§ What you need to do: The lines to extract start at the one containing "Read this page and output its text content." and end with the last line; give them exactly and nothing more.

Dataset items:
--------------------------------------------------

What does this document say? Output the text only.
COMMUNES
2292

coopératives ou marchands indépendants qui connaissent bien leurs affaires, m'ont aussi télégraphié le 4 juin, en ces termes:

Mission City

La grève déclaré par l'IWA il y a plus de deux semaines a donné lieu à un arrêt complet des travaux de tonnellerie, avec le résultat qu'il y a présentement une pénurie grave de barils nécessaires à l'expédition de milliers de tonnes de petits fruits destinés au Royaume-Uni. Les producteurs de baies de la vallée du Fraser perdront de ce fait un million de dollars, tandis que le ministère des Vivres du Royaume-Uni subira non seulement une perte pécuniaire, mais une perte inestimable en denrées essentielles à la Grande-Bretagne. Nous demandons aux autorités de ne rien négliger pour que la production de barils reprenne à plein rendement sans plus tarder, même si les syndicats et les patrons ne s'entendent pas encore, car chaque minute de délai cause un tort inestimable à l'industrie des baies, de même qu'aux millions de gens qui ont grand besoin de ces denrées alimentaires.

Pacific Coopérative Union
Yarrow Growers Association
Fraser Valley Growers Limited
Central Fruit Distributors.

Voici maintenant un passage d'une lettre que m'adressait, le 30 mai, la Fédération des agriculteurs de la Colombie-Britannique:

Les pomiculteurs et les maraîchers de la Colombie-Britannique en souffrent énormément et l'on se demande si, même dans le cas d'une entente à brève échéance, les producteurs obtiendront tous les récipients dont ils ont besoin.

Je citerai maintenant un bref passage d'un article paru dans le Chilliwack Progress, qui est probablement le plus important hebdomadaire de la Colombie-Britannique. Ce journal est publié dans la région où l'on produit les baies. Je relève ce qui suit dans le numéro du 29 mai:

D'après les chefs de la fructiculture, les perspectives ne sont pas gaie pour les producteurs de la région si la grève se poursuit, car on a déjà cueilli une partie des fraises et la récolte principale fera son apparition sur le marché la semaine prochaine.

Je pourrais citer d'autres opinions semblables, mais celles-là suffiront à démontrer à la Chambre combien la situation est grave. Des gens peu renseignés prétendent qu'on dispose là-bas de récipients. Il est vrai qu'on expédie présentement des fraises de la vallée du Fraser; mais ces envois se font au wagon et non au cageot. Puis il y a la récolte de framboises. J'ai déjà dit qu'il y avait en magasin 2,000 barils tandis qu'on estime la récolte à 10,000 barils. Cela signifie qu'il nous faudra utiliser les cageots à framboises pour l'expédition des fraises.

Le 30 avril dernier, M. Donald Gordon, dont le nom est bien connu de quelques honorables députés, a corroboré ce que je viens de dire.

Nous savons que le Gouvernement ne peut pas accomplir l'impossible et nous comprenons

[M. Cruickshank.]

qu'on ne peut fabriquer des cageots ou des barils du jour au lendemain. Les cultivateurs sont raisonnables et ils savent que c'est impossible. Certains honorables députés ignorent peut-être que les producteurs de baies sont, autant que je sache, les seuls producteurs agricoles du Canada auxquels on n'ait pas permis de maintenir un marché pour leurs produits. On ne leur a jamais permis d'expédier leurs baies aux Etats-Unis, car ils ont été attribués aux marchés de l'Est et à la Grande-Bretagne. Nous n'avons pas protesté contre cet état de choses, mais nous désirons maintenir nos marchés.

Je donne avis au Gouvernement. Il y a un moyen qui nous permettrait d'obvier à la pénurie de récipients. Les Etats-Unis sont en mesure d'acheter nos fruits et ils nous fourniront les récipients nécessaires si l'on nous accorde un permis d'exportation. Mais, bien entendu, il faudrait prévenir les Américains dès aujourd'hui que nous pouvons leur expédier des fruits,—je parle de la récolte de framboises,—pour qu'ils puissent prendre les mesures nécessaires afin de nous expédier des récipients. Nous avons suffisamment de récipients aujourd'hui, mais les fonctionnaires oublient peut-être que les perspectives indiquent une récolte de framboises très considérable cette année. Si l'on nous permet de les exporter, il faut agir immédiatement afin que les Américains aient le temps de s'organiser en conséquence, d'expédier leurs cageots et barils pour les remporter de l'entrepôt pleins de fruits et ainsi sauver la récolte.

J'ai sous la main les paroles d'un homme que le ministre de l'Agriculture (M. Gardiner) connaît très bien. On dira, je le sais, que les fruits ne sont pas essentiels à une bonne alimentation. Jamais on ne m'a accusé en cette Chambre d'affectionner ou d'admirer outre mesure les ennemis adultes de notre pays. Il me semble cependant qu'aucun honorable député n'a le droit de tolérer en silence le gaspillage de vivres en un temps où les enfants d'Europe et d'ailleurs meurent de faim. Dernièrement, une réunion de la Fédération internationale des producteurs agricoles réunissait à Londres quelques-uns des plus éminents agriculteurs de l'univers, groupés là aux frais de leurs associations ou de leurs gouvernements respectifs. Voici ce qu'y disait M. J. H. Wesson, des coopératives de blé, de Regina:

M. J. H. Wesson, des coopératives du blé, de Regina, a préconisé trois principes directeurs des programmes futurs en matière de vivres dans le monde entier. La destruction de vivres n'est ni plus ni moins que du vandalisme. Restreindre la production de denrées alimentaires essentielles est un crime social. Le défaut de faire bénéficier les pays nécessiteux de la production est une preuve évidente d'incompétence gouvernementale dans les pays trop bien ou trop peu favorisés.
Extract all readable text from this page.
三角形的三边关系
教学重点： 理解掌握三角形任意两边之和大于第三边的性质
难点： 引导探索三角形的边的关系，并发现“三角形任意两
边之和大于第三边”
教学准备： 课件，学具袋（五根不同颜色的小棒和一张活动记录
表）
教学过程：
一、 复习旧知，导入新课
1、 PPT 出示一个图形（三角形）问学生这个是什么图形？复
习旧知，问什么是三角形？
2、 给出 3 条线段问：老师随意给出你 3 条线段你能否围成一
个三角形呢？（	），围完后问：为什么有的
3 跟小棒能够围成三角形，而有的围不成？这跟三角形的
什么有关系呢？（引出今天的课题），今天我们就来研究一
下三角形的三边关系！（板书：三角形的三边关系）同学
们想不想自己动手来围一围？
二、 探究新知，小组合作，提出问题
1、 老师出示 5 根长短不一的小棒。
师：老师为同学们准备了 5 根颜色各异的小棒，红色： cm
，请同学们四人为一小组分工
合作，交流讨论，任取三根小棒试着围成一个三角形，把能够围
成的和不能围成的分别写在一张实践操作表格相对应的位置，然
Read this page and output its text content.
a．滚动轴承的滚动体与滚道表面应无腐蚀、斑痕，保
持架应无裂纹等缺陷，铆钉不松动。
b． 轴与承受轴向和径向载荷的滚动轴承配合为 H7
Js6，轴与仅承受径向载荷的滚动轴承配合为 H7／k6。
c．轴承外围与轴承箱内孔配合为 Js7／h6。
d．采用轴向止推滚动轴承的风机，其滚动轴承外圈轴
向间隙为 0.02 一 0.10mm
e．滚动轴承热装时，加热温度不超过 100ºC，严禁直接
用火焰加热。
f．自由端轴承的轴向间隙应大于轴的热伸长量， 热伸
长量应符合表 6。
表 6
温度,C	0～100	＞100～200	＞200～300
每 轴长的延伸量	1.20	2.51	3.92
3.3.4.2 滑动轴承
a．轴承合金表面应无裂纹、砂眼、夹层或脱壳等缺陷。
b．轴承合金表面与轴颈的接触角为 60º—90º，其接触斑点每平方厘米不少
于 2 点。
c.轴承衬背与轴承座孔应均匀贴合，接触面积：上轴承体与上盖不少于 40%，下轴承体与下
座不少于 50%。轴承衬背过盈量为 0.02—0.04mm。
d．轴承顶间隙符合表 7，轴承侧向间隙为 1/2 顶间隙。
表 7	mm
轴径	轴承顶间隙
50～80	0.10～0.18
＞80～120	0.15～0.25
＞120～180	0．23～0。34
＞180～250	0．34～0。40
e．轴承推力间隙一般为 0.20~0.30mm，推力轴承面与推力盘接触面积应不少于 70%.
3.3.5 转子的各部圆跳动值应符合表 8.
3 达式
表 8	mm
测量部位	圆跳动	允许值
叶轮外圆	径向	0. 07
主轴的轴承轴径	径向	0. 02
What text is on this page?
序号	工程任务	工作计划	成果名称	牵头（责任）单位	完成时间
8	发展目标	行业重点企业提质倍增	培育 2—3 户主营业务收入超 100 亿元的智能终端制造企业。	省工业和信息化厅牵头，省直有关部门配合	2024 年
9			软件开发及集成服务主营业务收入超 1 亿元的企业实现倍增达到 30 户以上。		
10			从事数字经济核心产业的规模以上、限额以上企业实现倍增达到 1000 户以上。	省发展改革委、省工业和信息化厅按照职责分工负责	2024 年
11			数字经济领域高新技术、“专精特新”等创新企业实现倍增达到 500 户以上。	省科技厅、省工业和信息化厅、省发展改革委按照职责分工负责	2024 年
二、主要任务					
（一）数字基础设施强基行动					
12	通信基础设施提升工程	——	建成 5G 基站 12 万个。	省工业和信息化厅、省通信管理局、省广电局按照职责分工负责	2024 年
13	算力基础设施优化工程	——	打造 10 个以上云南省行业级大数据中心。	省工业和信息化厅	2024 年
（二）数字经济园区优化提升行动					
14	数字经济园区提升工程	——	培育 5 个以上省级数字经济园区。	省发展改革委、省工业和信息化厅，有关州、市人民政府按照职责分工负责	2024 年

--------------------------------------------------

§ Exercise result:
Read this page and output its text content.
a．滚动轴承的滚动体与滚道表面应无腐蚀、斑痕，保
持架应无裂纹等缺陷，铆钉不松动。
b． 轴与承受轴向和径向载荷的滚动轴承配合为 H7
Js6，轴与仅承受径向载荷的滚动轴承配合为 H7／k6。
c．轴承外围与轴承箱内孔配合为 Js7／h6。
d．采用轴向止推滚动轴承的风机，其滚动轴承外圈轴
向间隙为 0.02 一 0.10mm
e．滚动轴承热装时，加热温度不超过 100ºC，严禁直接
用火焰加热。
f．自由端轴承的轴向间隙应大于轴的热伸长量， 热伸
长量应符合表 6。
表 6
温度,C	0～100	＞100～200	＞200～300
每 轴长的延伸量	1.20	2.51	3.92
3.3.4.2 滑动轴承
a．轴承合金表面应无裂纹、砂眼、夹层或脱壳等缺陷。
b．轴承合金表面与轴颈的接触角为 60º—90º，其接触斑点每平方厘米不少
于 2 点。
c.轴承衬背与轴承座孔应均匀贴合，接触面积：上轴承体与上盖不少于 40%，下轴承体与下
座不少于 50%。轴承衬背过盈量为 0.02—0.04mm。
d．轴承顶间隙符合表 7，轴承侧向间隙为 1/2 顶间隙。
表 7	mm
轴径	轴承顶间隙
50～80	0.10～0.18
＞80～120	0.15～0.25
＞120～180	0．23～0。34
＞180～250	0．34～0。40
e．轴承推力间隙一般为 0.20~0.30mm，推力轴承面与推力盘接触面积应不少于 70%.
3.3.5 转子的各部圆跳动值应符合表 8.
3 达式
表 8	mm
测量部位	圆跳动	允许值
叶轮外圆	径向	0. 07
主轴的轴承轴径	径向	0. 02
What text is on this page?
序号	工程任务	工作计划	成果名称	牵头（责任）单位	完成时间
8	发展目标	行业重点企业提质倍增	培育 2—3 户主营业务收入超 100 亿元的智能终端制造企业。	省工业和信息化厅牵头，省直有关部门配合	2024 年
9			软件开发及集成服务主营业务收入超 1 亿元的企业实现倍增达到 30 户以上。		
10			从事数字经济核心产业的规模以上、限额以上企业实现倍增达到 1000 户以上。	省发展改革委、省工业和信息化厅按照职责分工负责	2024 年
11			数字经济领域高新技术、“专精特新”等创新企业实现倍增达到 500 户以上。	省科技厅、省工业和信息化厅、省发展改革委按照职责分工负责	2024 年
二、主要任务					
（一）数字基础设施强基行动					
12	通信基础设施提升工程	——	建成 5G 基站 12 万个。	省工业和信息化厅、省通信管理局、省广电局按照职责分工负责	2024 年
13	算力基础设施优化工程	——	打造 10 个以上云南省行业级大数据中心。	省工业和信息化厅	2024 年
（二）数字经济园区优化提升行动					
14	数字经济园区提升工程	——	培育 5 个以上省级数字经济园区。	省发展改革委、省工业和信息化厅，有关州、市人民政府按照职责分工负责	2024 年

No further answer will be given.